--- Begin ---
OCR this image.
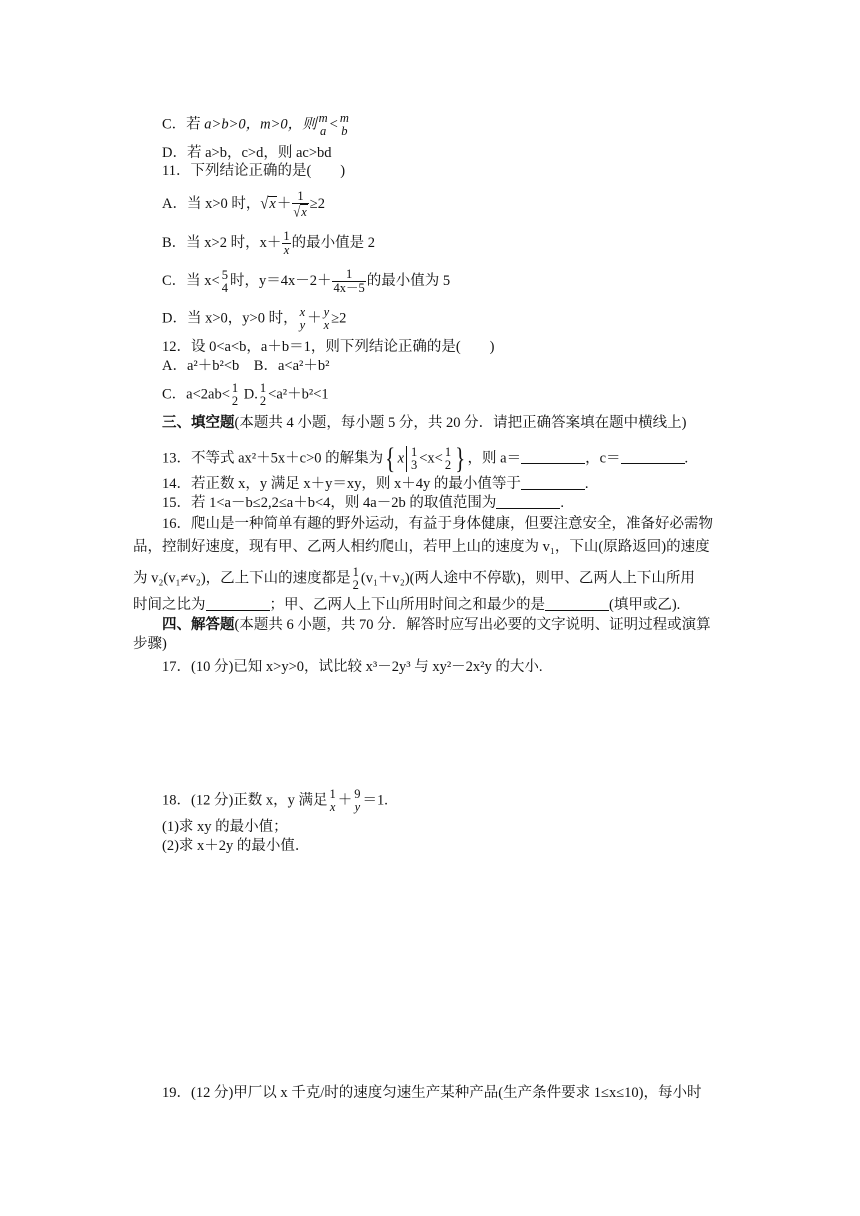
C．若 a>b>0，m>0，则 m
a < m
b
D．若 a>b，c>d，则 ac>bd
11．下列结论正确的是(　　)
A．当 x>0 时，$√x+ \frac{1}{√x} \ge 2$
B．当 x>2 时，$x+ \frac{1}{x}$ 的最小值是 2
C．当 x< 5
4 时，$y=4x-2+ \frac{1}{4x-5}$ 的最小值为 5
D．当 x>0，y>0 时， x
y ＋ y
x ≥2
12．设 0<a<b，a＋b＝1，则下列结论正确的是(　　)
A．a²＋b²<b　B．a<a²＋b²
C．a<2ab< 1
2 D. 1
2 <a²＋b²<1
三、填空题(本题共 4 小题，每小题 5 分，共 20 分．请把正确答案填在题中横线上)
13．不等式 ax²＋5x＋c>0 的解集为{ x 1
3 <x< 1
2 } ，则 a＝	，c＝	.
14．若正数 x，y 满足 x＋y＝xy，则 x＋4y 的最小值等于	.
15．若 1<a－b≤2,2≤a＋b<4，则 4a－2b 的取值范围为	.
16．爬山是一种简单有趣的野外运动，有益于身体健康，但要注意安全，准备好必需物
品，控制好速度，现有甲、乙两人相约爬山，若甲上山的速度为 v₁，下山(原路返回)的速度
为 v₂(v₁≠v₂)，乙上下山的速度都是 1
2 (v₁＋v₂)(两人途中不停歇)，则甲、乙两人上下山所用
时间之比为	；甲、乙两人上下山所用时间之和最少的是	(填甲或乙).
四、解答题(本题共 6 小题，共 70 分．解答时应写出必要的文字说明、证明过程或演算
步骤)
17．(10 分)已知 x>y>0，试比较 x³－2y³ 与 xy²－2x²y 的大小.
18．(12 分)正数 x，y 满足 1
x ＋ 9
y ＝1.
(1)求 xy 的最小值；
(2)求 x＋2y 的最小值．
19．(12 分)甲厂以 x 千克/时的速度匀速生产某种产品(生产条件要求 1≤x≤10)，每小时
--- End ---
• **DO THIS**
Restate the whole listing above exactly, please, omitting every image.

• **FINAL ANSWER**
OCR this image.
C．若 a>b>0，m>0，则 m
a < m
b
D．若 a>b，c>d，则 ac>bd
11．下列结论正确的是(　　)
A．当 x>0 时，$√x+ \frac{1}{√x} \ge 2$
B．当 x>2 时，$x+ \frac{1}{x}$ 的最小值是 2
C．当 x< 5
4 时，$y=4x-2+ \frac{1}{4x-5}$ 的最小值为 5
D．当 x>0，y>0 时， x
y ＋ y
x ≥2
12．设 0<a<b，a＋b＝1，则下列结论正确的是(　　)
A．a²＋b²<b　B．a<a²＋b²
C．a<2ab< 1
2 D. 1
2 <a²＋b²<1
三、填空题(本题共 4 小题，每小题 5 分，共 20 分．请把正确答案填在题中横线上)
13．不等式 ax²＋5x＋c>0 的解集为{ x 1
3 <x< 1
2 } ，则 a＝	，c＝	.
14．若正数 x，y 满足 x＋y＝xy，则 x＋4y 的最小值等于	.
15．若 1<a－b≤2,2≤a＋b<4，则 4a－2b 的取值范围为	.
16．爬山是一种简单有趣的野外运动，有益于身体健康，但要注意安全，准备好必需物
品，控制好速度，现有甲、乙两人相约爬山，若甲上山的速度为 v₁，下山(原路返回)的速度
为 v₂(v₁≠v₂)，乙上下山的速度都是 1
2 (v₁＋v₂)(两人途中不停歇)，则甲、乙两人上下山所用
时间之比为	；甲、乙两人上下山所用时间之和最少的是	(填甲或乙).
四、解答题(本题共 6 小题，共 70 分．解答时应写出必要的文字说明、证明过程或演算
步骤)
17．(10 分)已知 x>y>0，试比较 x³－2y³ 与 xy²－2x²y 的大小.
18．(12 分)正数 x，y 满足 1
x ＋ 9
y ＝1.
(1)求 xy 的最小值；
(2)求 x＋2y 的最小值．
19．(12 分)甲厂以 x 千克/时的速度匀速生产某种产品(生产条件要求 1≤x≤10)，每小时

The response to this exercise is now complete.